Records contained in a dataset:
::::::

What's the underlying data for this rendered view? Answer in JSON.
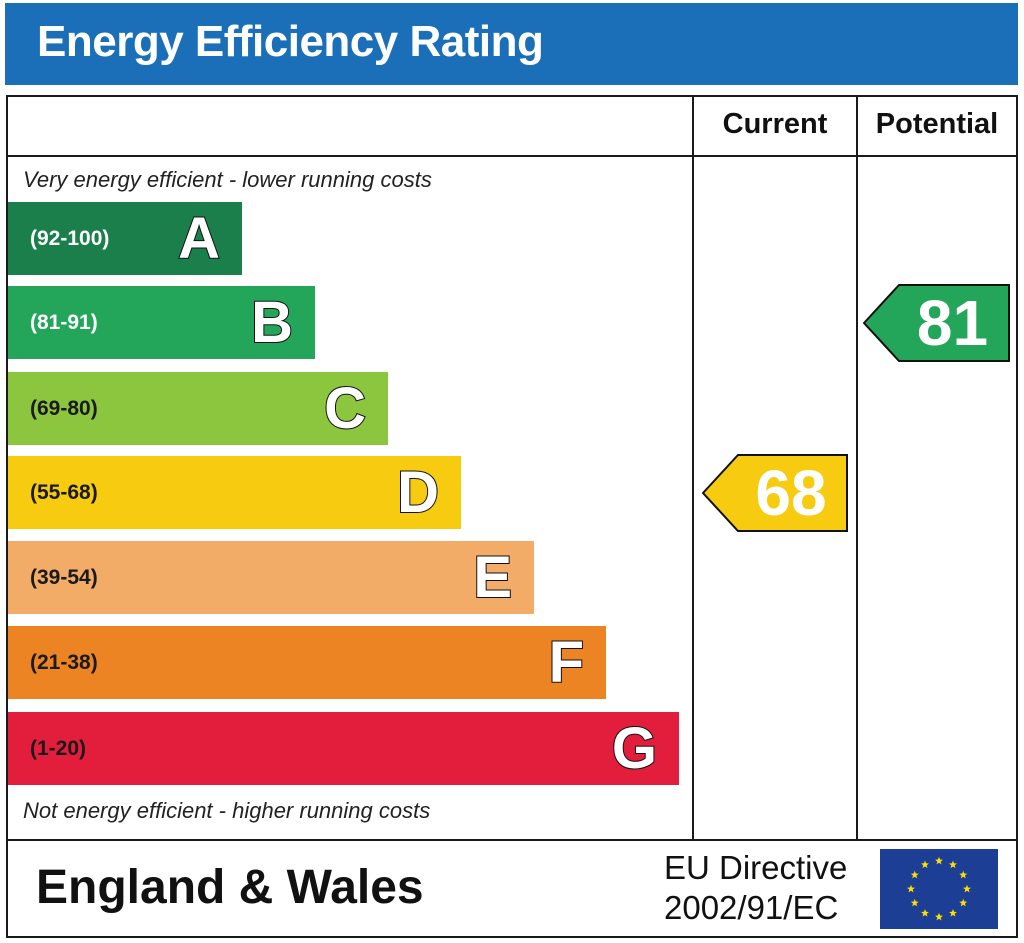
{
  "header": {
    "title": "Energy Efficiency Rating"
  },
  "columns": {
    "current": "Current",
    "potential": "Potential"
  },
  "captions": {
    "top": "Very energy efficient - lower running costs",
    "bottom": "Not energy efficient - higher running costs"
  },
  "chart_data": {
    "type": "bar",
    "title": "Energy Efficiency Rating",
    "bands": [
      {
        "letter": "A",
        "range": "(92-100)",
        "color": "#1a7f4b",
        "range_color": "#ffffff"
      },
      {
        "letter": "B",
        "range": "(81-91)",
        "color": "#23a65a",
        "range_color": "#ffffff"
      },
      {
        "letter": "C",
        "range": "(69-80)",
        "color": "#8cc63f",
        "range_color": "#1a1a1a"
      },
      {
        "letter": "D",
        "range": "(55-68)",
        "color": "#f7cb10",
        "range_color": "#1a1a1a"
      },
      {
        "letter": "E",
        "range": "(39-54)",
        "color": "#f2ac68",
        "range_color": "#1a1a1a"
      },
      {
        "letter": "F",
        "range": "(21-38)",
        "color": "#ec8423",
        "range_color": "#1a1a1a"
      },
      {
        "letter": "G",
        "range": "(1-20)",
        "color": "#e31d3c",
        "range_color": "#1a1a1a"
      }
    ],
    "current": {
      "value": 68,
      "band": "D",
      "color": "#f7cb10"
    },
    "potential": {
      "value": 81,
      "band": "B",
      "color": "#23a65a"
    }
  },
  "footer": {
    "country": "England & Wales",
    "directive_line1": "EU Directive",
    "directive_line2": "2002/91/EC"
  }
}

::::::

Instructions to follow: All entries are to be retyped exactly. Omit any embedded images.

Correct output:
What's the underlying data for this rendered view? Answer in JSON.
{
  "header": {
    "title": "Energy Efficiency Rating"
  },
  "columns": {
    "current": "Current",
    "potential": "Potential"
  },
  "captions": {
    "top": "Very energy efficient - lower running costs",
    "bottom": "Not energy efficient - higher running costs"
  },
  "chart_data": {
    "type": "bar",
    "title": "Energy Efficiency Rating",
    "bands": [
      {
        "letter": "A",
        "range": "(92-100)",
        "color": "#1a7f4b",
        "range_color": "#ffffff"
      },
      {
        "letter": "B",
        "range": "(81-91)",
        "color": "#23a65a",
        "range_color": "#ffffff"
      },
      {
        "letter": "C",
        "range": "(69-80)",
        "color": "#8cc63f",
        "range_color": "#1a1a1a"
      },
      {
        "letter": "D",
        "range": "(55-68)",
        "color": "#f7cb10",
        "range_color": "#1a1a1a"
      },
      {
        "letter": "E",
        "range": "(39-54)",
        "color": "#f2ac68",
        "range_color": "#1a1a1a"
      },
      {
        "letter": "F",
        "range": "(21-38)",
        "color": "#ec8423",
        "range_color": "#1a1a1a"
      },
      {
        "letter": "G",
        "range": "(1-20)",
        "color": "#e31d3c",
        "range_color": "#1a1a1a"
      }
    ],
    "current": {
      "value": 68,
      "band": "D",
      "color": "#f7cb10"
    },
    "potential": {
      "value": 81,
      "band": "B",
      "color": "#23a65a"
    }
  },
  "footer": {
    "country": "England & Wales",
    "directive_line1": "EU Directive",
    "directive_line2": "2002/91/EC"
  }
}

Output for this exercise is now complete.